### Materials provided
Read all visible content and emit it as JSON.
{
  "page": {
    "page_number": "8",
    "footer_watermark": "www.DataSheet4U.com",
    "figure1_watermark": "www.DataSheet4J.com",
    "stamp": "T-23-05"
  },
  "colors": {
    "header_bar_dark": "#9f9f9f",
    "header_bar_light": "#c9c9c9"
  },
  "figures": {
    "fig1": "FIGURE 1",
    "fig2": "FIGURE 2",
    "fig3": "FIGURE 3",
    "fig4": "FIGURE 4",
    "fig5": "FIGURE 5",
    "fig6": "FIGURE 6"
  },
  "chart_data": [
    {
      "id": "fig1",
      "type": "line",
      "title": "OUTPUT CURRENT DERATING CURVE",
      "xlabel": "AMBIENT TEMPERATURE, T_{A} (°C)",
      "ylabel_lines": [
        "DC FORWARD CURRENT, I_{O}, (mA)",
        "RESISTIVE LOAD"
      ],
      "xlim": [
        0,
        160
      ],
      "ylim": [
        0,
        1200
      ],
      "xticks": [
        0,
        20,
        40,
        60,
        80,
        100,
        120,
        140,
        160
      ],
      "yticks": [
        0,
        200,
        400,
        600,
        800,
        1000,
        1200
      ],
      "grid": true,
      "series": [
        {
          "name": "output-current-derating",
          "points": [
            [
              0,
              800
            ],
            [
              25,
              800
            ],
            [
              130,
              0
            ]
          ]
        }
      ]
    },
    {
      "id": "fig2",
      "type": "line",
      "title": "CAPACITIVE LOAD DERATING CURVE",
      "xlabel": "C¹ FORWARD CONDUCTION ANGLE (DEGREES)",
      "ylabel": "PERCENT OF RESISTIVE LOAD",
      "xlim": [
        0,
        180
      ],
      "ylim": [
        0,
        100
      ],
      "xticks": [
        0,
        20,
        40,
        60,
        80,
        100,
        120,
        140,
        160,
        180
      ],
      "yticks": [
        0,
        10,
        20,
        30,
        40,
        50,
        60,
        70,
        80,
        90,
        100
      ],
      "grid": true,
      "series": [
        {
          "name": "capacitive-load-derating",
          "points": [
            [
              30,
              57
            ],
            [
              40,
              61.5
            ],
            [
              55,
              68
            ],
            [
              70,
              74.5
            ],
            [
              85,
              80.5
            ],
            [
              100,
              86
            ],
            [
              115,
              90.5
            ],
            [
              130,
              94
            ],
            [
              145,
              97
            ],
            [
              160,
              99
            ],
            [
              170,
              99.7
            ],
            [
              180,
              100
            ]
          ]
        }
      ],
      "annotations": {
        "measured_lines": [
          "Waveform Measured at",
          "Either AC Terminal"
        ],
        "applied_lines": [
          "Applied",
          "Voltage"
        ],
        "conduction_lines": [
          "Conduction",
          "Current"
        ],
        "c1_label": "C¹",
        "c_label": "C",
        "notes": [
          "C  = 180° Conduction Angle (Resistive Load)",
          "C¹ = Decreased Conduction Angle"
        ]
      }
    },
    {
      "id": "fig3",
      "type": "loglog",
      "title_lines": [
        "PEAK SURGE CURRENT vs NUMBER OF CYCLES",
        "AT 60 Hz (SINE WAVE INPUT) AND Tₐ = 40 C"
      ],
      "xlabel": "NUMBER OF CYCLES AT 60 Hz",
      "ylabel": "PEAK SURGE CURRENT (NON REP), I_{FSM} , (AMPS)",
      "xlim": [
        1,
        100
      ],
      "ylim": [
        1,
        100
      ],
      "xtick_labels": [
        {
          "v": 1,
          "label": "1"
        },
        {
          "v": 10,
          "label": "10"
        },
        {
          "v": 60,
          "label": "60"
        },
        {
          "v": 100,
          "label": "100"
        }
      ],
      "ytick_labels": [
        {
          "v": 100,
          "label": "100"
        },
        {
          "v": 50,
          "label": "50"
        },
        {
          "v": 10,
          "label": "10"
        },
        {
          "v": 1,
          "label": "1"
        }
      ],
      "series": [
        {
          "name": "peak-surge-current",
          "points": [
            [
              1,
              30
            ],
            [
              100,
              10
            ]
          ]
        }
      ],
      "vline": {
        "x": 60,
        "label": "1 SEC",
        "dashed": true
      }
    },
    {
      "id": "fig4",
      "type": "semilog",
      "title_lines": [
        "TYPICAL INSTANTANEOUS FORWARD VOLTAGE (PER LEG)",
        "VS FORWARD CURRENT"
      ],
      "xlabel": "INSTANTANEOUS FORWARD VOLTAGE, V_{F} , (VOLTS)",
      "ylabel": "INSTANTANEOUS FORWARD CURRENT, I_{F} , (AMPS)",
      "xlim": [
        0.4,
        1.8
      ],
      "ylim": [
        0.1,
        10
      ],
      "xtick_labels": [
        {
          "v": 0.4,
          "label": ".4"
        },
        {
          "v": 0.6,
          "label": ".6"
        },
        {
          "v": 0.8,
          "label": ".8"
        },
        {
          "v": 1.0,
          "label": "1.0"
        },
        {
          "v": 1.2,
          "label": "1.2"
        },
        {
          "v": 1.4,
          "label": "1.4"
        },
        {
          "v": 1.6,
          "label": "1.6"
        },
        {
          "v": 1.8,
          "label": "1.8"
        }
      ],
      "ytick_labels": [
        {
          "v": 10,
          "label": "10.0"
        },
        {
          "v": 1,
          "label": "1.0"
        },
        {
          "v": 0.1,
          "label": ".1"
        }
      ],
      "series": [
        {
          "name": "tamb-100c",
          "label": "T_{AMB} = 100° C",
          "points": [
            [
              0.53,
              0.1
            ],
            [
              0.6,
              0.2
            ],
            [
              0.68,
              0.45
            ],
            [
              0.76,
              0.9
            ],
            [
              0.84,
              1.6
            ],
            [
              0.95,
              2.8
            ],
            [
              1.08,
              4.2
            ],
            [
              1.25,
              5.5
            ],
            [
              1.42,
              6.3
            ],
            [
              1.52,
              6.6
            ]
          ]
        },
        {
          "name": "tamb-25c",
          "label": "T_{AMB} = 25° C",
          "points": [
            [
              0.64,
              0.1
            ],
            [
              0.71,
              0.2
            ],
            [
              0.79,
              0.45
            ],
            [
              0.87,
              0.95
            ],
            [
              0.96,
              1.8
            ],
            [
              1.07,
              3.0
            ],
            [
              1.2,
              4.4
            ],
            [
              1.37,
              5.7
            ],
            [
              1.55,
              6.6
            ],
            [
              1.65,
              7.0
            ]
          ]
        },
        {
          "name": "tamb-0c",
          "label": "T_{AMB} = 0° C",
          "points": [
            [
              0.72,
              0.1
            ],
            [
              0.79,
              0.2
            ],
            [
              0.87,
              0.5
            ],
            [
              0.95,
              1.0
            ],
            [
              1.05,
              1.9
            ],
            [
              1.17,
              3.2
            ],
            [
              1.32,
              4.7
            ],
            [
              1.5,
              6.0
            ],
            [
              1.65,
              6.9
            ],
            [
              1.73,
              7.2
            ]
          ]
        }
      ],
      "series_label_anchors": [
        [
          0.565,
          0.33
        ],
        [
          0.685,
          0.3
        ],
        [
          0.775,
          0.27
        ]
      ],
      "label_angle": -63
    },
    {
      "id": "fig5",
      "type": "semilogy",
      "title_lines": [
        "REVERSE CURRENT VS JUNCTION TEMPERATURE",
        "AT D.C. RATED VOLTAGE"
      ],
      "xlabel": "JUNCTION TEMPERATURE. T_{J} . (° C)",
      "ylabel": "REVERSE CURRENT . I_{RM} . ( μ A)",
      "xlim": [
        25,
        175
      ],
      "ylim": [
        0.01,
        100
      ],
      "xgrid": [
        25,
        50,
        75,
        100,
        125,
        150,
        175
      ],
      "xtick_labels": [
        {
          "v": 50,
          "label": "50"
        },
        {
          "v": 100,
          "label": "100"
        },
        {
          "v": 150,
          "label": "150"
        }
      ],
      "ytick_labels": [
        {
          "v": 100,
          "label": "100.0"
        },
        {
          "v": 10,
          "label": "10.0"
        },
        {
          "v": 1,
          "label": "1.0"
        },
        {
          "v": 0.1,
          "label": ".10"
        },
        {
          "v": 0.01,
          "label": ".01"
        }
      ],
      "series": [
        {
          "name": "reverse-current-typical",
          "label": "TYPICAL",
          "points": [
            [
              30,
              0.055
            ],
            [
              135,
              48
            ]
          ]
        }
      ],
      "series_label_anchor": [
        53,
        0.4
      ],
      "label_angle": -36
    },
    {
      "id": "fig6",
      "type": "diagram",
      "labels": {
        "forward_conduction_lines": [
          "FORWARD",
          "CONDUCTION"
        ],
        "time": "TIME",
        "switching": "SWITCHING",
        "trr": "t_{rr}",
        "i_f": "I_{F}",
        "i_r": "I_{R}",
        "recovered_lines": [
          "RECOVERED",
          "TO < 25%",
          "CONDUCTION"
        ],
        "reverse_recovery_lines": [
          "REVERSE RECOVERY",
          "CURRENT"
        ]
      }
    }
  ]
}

### Instruction
Say, as a bare number, how many lines in the entries above include the string "CURVE".

### Solved problem
2